Please copy the data below, switching each "Patent image size" to "Figure dimensions" and keeping everything else the same.
╭─ Provided records
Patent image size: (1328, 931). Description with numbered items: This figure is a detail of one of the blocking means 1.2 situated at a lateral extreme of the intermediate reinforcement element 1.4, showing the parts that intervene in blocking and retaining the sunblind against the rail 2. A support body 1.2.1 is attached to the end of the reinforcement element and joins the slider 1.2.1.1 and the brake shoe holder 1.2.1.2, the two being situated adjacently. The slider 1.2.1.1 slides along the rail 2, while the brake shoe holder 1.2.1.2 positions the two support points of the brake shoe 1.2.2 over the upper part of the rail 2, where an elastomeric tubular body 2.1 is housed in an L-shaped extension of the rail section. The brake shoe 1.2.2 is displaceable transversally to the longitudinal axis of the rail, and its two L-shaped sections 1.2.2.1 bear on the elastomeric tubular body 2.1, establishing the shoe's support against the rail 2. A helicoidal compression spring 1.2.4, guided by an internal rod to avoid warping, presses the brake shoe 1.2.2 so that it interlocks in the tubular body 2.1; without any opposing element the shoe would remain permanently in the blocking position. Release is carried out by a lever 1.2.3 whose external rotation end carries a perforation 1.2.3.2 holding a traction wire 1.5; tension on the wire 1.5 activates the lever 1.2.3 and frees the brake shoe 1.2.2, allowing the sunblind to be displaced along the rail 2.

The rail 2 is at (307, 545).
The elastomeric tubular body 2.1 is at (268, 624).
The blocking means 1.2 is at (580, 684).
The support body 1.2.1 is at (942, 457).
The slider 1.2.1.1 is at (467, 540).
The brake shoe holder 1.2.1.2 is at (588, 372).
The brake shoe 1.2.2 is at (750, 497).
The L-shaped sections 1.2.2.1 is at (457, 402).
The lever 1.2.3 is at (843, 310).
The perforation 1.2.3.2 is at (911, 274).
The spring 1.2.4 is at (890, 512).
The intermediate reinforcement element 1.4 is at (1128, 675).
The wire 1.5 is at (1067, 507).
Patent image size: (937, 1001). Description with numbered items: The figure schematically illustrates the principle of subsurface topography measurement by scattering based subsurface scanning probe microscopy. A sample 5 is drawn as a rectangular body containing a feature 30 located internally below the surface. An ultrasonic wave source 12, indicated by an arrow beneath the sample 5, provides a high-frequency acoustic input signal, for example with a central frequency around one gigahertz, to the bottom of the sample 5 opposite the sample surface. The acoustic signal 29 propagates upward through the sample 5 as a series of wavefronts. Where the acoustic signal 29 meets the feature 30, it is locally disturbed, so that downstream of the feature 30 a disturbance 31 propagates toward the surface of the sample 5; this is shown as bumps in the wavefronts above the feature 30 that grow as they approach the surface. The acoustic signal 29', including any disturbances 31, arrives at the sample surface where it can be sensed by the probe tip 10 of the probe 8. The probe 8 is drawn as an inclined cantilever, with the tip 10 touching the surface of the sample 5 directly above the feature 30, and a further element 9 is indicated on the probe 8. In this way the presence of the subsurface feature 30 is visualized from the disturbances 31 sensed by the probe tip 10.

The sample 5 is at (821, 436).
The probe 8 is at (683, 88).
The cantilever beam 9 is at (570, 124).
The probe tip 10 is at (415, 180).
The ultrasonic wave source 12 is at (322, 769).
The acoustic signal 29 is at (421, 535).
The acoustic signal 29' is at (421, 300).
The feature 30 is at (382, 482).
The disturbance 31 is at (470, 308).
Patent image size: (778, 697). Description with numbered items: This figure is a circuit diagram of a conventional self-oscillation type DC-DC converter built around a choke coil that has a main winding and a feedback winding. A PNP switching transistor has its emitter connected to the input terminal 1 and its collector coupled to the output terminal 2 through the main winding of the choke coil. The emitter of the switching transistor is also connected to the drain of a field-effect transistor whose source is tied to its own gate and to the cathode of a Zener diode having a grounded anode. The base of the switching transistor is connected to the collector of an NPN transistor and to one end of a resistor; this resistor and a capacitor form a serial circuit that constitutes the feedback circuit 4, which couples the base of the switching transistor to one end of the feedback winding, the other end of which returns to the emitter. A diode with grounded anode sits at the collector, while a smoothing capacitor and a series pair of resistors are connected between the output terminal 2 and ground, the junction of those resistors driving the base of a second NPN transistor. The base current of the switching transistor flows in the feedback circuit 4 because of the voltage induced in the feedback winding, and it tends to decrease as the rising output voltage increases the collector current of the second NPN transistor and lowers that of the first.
╰─
● **Written reply**
Figure dimensions: (1328, 931). Description with numbered items: This figure is a detail of one of the blocking means 1.2 situated at a lateral extreme of the intermediate reinforcement element 1.4, showing the parts that intervene in blocking and retaining the sunblind against the rail 2. A support body 1.2.1 is attached to the end of the reinforcement element and joins the slider 1.2.1.1 and the brake shoe holder 1.2.1.2, the two being situated adjacently. The slider 1.2.1.1 slides along the rail 2, while the brake shoe holder 1.2.1.2 positions the two support points of the brake shoe 1.2.2 over the upper part of the rail 2, where an elastomeric tubular body 2.1 is housed in an L-shaped extension of the rail section. The brake shoe 1.2.2 is displaceable transversally to the longitudinal axis of the rail, and its two L-shaped sections 1.2.2.1 bear on the elastomeric tubular body 2.1, establishing the shoe's support against the rail 2. A helicoidal compression spring 1.2.4, guided by an internal rod to avoid warping, presses the brake shoe 1.2.2 so that it interlocks in the tubular body 2.1; without any opposing element the shoe would remain permanently in the blocking position. Release is carried out by a lever 1.2.3 whose external rotation end carries a perforation 1.2.3.2 holding a traction wire 1.5; tension on the wire 1.5 activates the lever 1.2.3 and frees the brake shoe 1.2.2, allowing the sunblind to be displaced along the rail 2.

The rail 2 is at (307, 545).
The elastomeric tubular body 2.1 is at (268, 624).
The blocking means 1.2 is at (580, 684).
The support body 1.2.1 is at (942, 457).
The slider 1.2.1.1 is at (467, 540).
The brake shoe holder 1.2.1.2 is at (588, 372).
The brake shoe 1.2.2 is at (750, 497).
The L-shaped sections 1.2.2.1 is at (457, 402).
The lever 1.2.3 is at (843, 310).
The perforation 1.2.3.2 is at (911, 274).
The spring 1.2.4 is at (890, 512).
The intermediate reinforcement element 1.4 is at (1128, 675).
The wire 1.5 is at (1067, 507).
Figure dimensions: (937, 1001). Description with numbered items: The figure schematically illustrates the principle of subsurface topography measurement by scattering based subsurface scanning probe microscopy. A sample 5 is drawn as a rectangular body containing a feature 30 located internally below the surface. An ultrasonic wave source 12, indicated by an arrow beneath the sample 5, provides a high-frequency acoustic input signal, for example with a central frequency around one gigahertz, to the bottom of the sample 5 opposite the sample surface. The acoustic signal 29 propagates upward through the sample 5 as a series of wavefronts. Where the acoustic signal 29 meets the feature 30, it is locally disturbed, so that downstream of the feature 30 a disturbance 31 propagates toward the surface of the sample 5; this is shown as bumps in the wavefronts above the feature 30 that grow as they approach the surface. The acoustic signal 29', including any disturbances 31, arrives at the sample surface where it can be sensed by the probe tip 10 of the probe 8. The probe 8 is drawn as an inclined cantilever, with the tip 10 touching the surface of the sample 5 directly above the feature 30, and a further element 9 is indicated on the probe 8. In this way the presence of the subsurface feature 30 is visualized from the disturbances 31 sensed by the probe tip 10.

The sample 5 is at (821, 436).
The probe 8 is at (683, 88).
The cantilever beam 9 is at (570, 124).
The probe tip 10 is at (415, 180).
The ultrasonic wave source 12 is at (322, 769).
The acoustic signal 29 is at (421, 535).
The acoustic signal 29' is at (421, 300).
The feature 30 is at (382, 482).
The disturbance 31 is at (470, 308).
Figure dimensions: (778, 697). Description with numbered items: This figure is a circuit diagram of a conventional self-oscillation type DC-DC converter built around a choke coil that has a main winding and a feedback winding. A PNP switching transistor has its emitter connected to the input terminal 1 and its collector coupled to the output terminal 2 through the main winding of the choke coil. The emitter of the switching transistor is also connected to the drain of a field-effect transistor whose source is tied to its own gate and to the cathode of a Zener diode having a grounded anode. The base of the switching transistor is connected to the collector of an NPN transistor and to one end of a resistor; this resistor and a capacitor form a serial circuit that constitutes the feedback circuit 4, which couples the base of the switching transistor to one end of the feedback winding, the other end of which returns to the emitter. A diode with grounded anode sits at the collector, while a smoothing capacitor and a series pair of resistors are connected between the output terminal 2 and ground, the junction of those resistors driving the base of a second NPN transistor. The base current of the switching transistor flows in the feedback circuit 4 because of the voltage induced in the feedback winding, and it tends to decrease as the rising output voltage increases the collector current of the second NPN transistor and lowers that of the first.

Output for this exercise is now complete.